DIRECTIONS = The data below should be printed in full, exactly, and without any of its images.

(Raw records)

——

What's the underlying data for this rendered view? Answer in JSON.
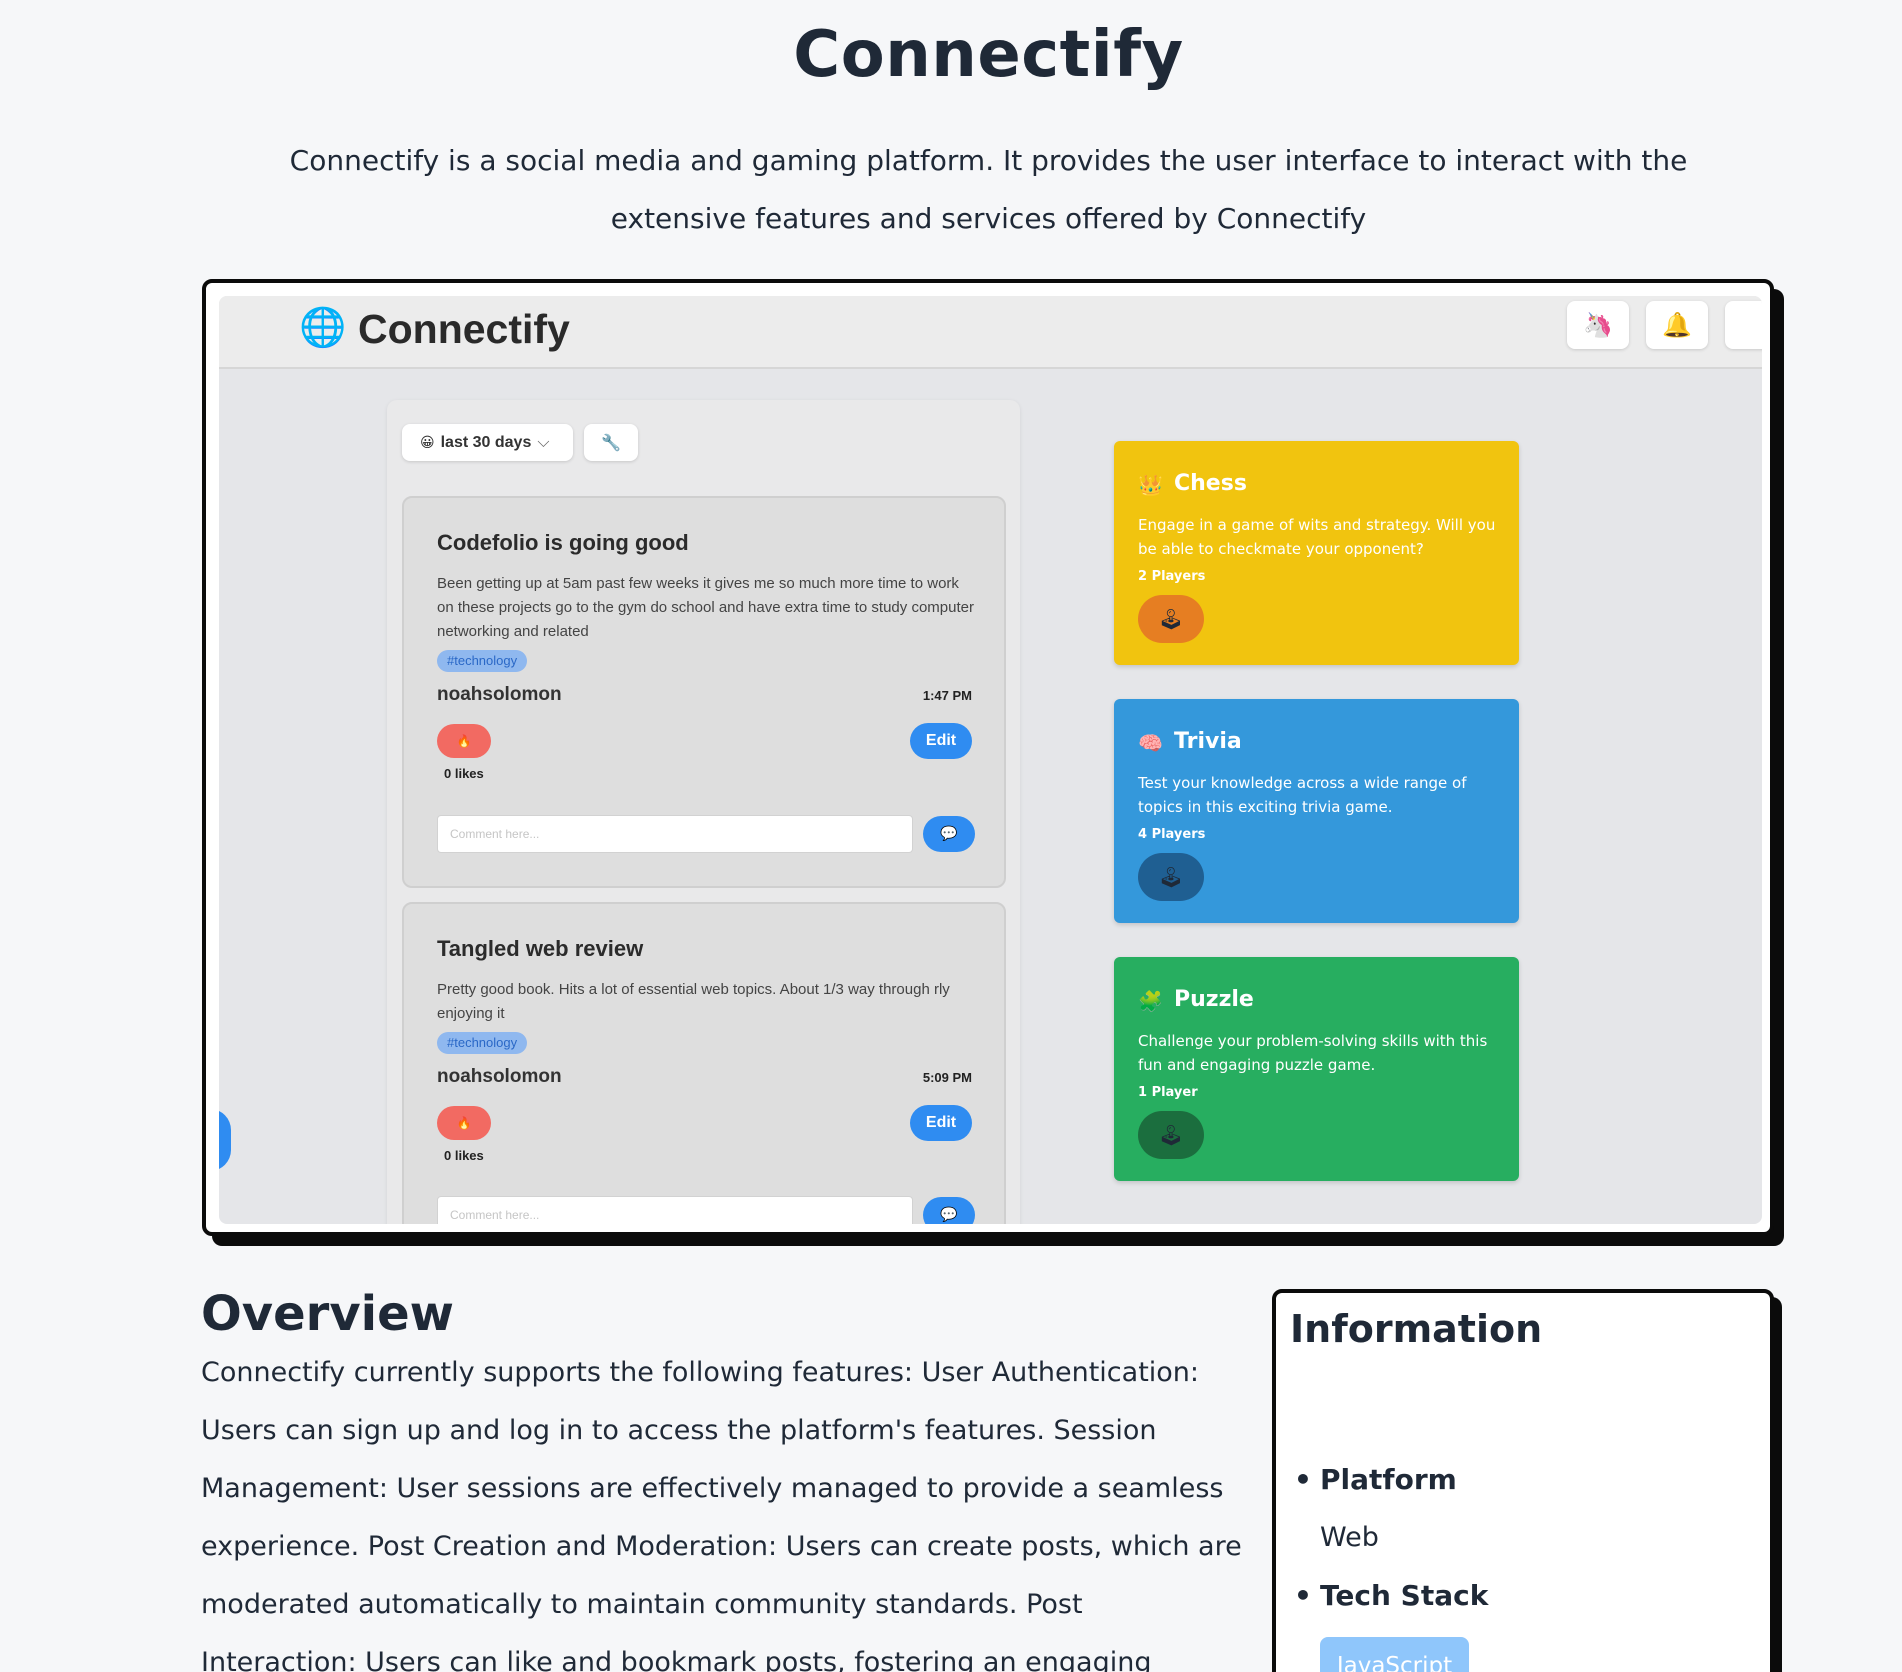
{
  "page": {
    "title": "Connectify",
    "description": "Connectify is a social media and gaming platform. It provides the user interface to interact with the extensive features and services offered by Connectify"
  },
  "app": {
    "brand": "Connectify",
    "logo_icon": "globe-icon",
    "nav_buttons": [
      {
        "icon": "unicorn-icon",
        "glyph": "🦄"
      },
      {
        "icon": "bell-icon",
        "glyph": "🔔"
      }
    ],
    "filter": {
      "icon": "face-icon",
      "glyph": "😀",
      "label": "last 30 days",
      "chevron": "⌵"
    },
    "tool_glyph": "🔧",
    "posts": [
      {
        "title": "Codefolio is going good",
        "body": "Been getting up at 5am past few weeks it gives me so much more time to work on these projects go to the gym do school and have extra time to study computer networking and related",
        "tag": "#technology",
        "author": "noahsolomon",
        "time": "1:47 PM",
        "likes": "0 likes",
        "like_glyph": "🔥",
        "edit_label": "Edit",
        "comment_placeholder": "Comment here...",
        "send_glyph": "💬"
      },
      {
        "title": "Tangled web review",
        "body": "Pretty good book. Hits a lot of essential web topics. About 1/3 way through rly enjoying it",
        "tag": "#technology",
        "author": "noahsolomon",
        "time": "5:09 PM",
        "likes": "0 likes",
        "like_glyph": "🔥",
        "edit_label": "Edit",
        "comment_placeholder": "Comment here...",
        "send_glyph": "💬"
      }
    ],
    "games": [
      {
        "name": "Chess",
        "icon": "crown-icon",
        "glyph": "👑",
        "description": "Engage in a game of wits and strategy. Will you be able to checkmate your opponent?",
        "players": "2 Players",
        "play_glyph": "🕹",
        "color": "#f1c40f",
        "button_color": "#e67e22"
      },
      {
        "name": "Trivia",
        "icon": "brain-icon",
        "glyph": "🧠",
        "description": "Test your knowledge across a wide range of topics in this exciting trivia game.",
        "players": "4 Players",
        "play_glyph": "🕹",
        "color": "#3498db",
        "button_color": "#1f5f92"
      },
      {
        "name": "Puzzle",
        "icon": "puzzle-icon",
        "glyph": "🧩",
        "description": "Challenge your problem-solving skills with this fun and engaging puzzle game.",
        "players": "1 Player",
        "play_glyph": "🕹",
        "color": "#27ae60",
        "button_color": "#1b6e3e"
      }
    ]
  },
  "overview": {
    "title": "Overview",
    "body": "Connectify currently supports the following features: User Authentication: Users can sign up and log in to access the platform's features. Session Management: User sessions are effectively managed to provide a seamless experience. Post Creation and Moderation: Users can create posts, which are moderated automatically to maintain community standards. Post Interaction: Users can like and bookmark posts, fostering an engaging environment."
  },
  "information": {
    "title": "Information",
    "platform_label": "Platform",
    "platform_value": "Web",
    "tech_label": "Tech Stack",
    "tech_items": [
      "JavaScript"
    ],
    "bullet": "•"
  }
}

——

RESULT =
What's the underlying data for this rendered view? Answer in JSON.
{
  "page": {
    "title": "Connectify",
    "description": "Connectify is a social media and gaming platform. It provides the user interface to interact with the extensive features and services offered by Connectify"
  },
  "app": {
    "brand": "Connectify",
    "logo_icon": "globe-icon",
    "nav_buttons": [
      {
        "icon": "unicorn-icon",
        "glyph": "🦄"
      },
      {
        "icon": "bell-icon",
        "glyph": "🔔"
      }
    ],
    "filter": {
      "icon": "face-icon",
      "glyph": "😀",
      "label": "last 30 days",
      "chevron": "⌵"
    },
    "tool_glyph": "🔧",
    "posts": [
      {
        "title": "Codefolio is going good",
        "body": "Been getting up at 5am past few weeks it gives me so much more time to work on these projects go to the gym do school and have extra time to study computer networking and related",
        "tag": "#technology",
        "author": "noahsolomon",
        "time": "1:47 PM",
        "likes": "0 likes",
        "like_glyph": "🔥",
        "edit_label": "Edit",
        "comment_placeholder": "Comment here...",
        "send_glyph": "💬"
      },
      {
        "title": "Tangled web review",
        "body": "Pretty good book. Hits a lot of essential web topics. About 1/3 way through rly enjoying it",
        "tag": "#technology",
        "author": "noahsolomon",
        "time": "5:09 PM",
        "likes": "0 likes",
        "like_glyph": "🔥",
        "edit_label": "Edit",
        "comment_placeholder": "Comment here...",
        "send_glyph": "💬"
      }
    ],
    "games": [
      {
        "name": "Chess",
        "icon": "crown-icon",
        "glyph": "👑",
        "description": "Engage in a game of wits and strategy. Will you be able to checkmate your opponent?",
        "players": "2 Players",
        "play_glyph": "🕹",
        "color": "#f1c40f",
        "button_color": "#e67e22"
      },
      {
        "name": "Trivia",
        "icon": "brain-icon",
        "glyph": "🧠",
        "description": "Test your knowledge across a wide range of topics in this exciting trivia game.",
        "players": "4 Players",
        "play_glyph": "🕹",
        "color": "#3498db",
        "button_color": "#1f5f92"
      },
      {
        "name": "Puzzle",
        "icon": "puzzle-icon",
        "glyph": "🧩",
        "description": "Challenge your problem-solving skills with this fun and engaging puzzle game.",
        "players": "1 Player",
        "play_glyph": "🕹",
        "color": "#27ae60",
        "button_color": "#1b6e3e"
      }
    ]
  },
  "overview": {
    "title": "Overview",
    "body": "Connectify currently supports the following features: User Authentication: Users can sign up and log in to access the platform's features. Session Management: User sessions are effectively managed to provide a seamless experience. Post Creation and Moderation: Users can create posts, which are moderated automatically to maintain community standards. Post Interaction: Users can like and bookmark posts, fostering an engaging environment."
  },
  "information": {
    "title": "Information",
    "platform_label": "Platform",
    "platform_value": "Web",
    "tech_label": "Tech Stack",
    "tech_items": [
      "JavaScript"
    ],
    "bullet": "•"
  }
}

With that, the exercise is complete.